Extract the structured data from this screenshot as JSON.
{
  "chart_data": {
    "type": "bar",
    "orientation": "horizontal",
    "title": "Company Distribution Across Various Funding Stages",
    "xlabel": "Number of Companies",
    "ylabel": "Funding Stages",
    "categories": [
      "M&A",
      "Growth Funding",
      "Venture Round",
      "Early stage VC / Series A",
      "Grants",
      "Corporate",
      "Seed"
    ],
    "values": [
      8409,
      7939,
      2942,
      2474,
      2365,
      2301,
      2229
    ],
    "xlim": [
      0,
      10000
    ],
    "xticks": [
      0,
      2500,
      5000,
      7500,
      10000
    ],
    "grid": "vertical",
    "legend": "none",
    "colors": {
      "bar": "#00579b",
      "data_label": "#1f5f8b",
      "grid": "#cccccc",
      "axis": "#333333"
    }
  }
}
--------------------
▶ _Stated goal_
Pull out all lines containing the word "Funding" from the entries above.

▶ _Task solution_
    "title": "Company Distribution Across Various Funding Stages",
    "ylabel": "Funding Stages",
      "Growth Funding",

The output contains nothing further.